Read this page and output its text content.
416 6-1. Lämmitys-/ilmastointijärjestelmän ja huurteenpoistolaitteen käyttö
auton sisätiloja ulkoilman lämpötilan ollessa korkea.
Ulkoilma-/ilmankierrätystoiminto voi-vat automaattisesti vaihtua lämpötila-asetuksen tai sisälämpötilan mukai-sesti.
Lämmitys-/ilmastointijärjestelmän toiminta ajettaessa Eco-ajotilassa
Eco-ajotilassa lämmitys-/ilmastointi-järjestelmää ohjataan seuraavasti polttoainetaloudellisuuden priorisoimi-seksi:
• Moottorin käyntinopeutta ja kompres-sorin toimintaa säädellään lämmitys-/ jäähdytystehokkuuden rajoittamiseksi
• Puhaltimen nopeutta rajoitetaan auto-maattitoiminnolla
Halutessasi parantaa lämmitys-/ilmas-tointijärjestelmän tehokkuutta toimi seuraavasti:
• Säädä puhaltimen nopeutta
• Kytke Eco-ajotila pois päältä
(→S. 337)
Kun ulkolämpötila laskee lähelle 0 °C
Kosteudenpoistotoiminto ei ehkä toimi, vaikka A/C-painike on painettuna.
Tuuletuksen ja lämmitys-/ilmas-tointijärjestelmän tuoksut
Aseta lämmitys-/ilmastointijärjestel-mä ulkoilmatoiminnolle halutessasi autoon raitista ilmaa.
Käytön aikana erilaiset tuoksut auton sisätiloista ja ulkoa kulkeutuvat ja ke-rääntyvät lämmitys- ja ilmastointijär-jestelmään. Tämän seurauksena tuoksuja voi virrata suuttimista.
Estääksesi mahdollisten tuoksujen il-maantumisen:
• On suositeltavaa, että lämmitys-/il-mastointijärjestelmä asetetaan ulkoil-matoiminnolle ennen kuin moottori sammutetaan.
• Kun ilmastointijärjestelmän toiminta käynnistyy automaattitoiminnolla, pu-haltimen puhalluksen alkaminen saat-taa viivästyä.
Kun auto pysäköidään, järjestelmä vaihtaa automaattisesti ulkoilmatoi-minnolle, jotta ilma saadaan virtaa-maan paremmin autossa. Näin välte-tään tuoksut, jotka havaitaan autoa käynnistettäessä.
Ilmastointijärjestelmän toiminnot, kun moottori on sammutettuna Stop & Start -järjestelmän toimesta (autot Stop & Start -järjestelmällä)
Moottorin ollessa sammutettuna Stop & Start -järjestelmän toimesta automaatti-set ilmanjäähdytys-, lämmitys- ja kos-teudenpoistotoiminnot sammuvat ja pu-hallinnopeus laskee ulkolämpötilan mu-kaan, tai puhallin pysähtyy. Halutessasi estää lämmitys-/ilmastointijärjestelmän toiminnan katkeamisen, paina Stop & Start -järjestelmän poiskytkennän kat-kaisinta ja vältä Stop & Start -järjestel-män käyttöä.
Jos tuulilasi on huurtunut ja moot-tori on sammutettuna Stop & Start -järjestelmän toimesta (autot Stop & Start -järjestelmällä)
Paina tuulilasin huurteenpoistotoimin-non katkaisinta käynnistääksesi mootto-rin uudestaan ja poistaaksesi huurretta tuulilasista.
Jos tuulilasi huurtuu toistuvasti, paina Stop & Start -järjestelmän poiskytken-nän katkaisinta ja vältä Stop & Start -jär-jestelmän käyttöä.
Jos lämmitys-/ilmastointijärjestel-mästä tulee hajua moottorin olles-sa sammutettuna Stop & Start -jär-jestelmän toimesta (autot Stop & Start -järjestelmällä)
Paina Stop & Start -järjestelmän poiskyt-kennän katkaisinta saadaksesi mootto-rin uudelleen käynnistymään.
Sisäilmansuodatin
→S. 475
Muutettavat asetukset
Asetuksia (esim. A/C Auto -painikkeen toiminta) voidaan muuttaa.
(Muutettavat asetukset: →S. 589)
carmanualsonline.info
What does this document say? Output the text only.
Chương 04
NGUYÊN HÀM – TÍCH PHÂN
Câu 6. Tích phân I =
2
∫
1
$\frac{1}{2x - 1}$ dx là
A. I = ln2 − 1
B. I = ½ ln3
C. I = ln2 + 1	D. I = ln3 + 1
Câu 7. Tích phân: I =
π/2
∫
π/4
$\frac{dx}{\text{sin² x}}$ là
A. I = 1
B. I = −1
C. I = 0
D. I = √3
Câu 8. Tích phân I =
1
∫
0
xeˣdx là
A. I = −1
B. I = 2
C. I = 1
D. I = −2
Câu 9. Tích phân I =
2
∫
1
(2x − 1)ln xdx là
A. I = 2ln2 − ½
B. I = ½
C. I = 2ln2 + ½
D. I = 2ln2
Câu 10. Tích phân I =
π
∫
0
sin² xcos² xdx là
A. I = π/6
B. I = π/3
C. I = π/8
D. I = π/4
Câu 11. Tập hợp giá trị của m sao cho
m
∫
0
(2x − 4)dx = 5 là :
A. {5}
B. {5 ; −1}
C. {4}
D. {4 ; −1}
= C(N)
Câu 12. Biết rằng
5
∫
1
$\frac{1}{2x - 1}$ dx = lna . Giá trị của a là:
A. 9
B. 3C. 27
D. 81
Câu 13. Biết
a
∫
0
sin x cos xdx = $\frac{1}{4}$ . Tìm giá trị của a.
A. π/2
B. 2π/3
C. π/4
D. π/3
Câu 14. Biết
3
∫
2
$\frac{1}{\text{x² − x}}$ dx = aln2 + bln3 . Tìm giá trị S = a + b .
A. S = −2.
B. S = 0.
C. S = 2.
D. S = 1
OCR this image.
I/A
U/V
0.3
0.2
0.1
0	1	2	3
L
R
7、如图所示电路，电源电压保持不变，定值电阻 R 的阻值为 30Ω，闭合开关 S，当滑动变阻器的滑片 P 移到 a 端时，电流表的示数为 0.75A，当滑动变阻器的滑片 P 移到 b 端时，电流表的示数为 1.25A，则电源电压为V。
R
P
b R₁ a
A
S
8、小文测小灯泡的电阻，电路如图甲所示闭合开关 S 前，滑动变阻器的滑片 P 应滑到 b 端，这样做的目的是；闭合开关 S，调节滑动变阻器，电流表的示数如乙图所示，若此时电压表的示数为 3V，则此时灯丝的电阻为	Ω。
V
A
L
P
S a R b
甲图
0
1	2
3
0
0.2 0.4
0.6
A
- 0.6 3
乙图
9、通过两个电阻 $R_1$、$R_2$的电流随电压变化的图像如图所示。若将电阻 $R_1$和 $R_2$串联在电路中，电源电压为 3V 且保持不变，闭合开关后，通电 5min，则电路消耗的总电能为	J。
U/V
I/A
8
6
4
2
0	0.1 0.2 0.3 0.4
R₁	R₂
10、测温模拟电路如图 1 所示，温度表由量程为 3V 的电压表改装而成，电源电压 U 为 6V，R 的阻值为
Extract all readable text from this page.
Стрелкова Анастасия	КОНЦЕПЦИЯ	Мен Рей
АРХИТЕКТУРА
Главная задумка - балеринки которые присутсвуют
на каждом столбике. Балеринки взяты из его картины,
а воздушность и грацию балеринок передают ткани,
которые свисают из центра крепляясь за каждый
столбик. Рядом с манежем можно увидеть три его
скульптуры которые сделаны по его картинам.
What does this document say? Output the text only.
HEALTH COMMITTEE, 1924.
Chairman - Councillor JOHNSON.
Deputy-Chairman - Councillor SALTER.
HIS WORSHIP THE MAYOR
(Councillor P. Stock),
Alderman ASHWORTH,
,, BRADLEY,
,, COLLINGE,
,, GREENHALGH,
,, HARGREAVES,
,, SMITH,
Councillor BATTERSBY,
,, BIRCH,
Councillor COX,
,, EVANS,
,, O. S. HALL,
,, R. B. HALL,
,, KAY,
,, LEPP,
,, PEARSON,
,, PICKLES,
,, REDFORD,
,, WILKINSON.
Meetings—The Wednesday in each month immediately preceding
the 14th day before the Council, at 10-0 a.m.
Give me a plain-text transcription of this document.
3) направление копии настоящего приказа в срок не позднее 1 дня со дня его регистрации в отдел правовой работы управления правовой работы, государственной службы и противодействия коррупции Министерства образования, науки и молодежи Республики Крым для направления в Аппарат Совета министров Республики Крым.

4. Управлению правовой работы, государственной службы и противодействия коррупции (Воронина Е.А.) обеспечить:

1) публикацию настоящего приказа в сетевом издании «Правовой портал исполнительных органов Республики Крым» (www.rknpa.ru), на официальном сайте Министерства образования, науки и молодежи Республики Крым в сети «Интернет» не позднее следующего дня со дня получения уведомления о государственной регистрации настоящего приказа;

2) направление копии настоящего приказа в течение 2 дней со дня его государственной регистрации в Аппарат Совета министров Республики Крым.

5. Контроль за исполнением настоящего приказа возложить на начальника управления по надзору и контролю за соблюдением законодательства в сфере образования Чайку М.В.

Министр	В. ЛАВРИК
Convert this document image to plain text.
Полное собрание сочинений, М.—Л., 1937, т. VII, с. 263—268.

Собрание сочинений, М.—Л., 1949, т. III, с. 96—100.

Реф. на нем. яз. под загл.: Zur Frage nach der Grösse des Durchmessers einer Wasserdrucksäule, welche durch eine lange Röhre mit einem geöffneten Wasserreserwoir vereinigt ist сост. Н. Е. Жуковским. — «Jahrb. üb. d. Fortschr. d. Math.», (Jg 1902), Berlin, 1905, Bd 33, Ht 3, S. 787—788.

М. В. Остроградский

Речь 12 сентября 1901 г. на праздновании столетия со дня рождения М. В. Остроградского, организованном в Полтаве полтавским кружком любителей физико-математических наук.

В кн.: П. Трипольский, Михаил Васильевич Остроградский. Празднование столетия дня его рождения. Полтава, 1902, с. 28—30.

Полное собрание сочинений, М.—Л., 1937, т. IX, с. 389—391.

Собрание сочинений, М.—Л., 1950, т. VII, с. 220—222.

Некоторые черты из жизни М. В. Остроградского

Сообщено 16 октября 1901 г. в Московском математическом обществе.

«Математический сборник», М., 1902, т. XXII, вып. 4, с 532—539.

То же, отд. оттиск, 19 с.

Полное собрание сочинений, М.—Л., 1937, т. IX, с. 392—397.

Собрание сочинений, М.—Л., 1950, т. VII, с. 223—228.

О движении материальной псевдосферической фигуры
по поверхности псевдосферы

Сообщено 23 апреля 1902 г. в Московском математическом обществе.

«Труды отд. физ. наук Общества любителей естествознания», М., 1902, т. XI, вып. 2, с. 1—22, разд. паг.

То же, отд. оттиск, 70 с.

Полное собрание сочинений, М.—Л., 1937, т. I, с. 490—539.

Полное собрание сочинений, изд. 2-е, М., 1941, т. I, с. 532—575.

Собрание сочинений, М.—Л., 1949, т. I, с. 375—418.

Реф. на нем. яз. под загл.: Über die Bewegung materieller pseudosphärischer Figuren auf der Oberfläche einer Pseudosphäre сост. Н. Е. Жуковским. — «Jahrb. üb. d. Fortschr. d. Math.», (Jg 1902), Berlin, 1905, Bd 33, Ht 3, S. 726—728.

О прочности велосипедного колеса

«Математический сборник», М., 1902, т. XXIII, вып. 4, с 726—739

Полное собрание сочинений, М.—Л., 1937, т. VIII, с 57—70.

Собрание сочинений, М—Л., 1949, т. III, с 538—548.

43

■ Written instruction ■
From the material, report only how many lines include the word "коррупции".

■ Task output ■
2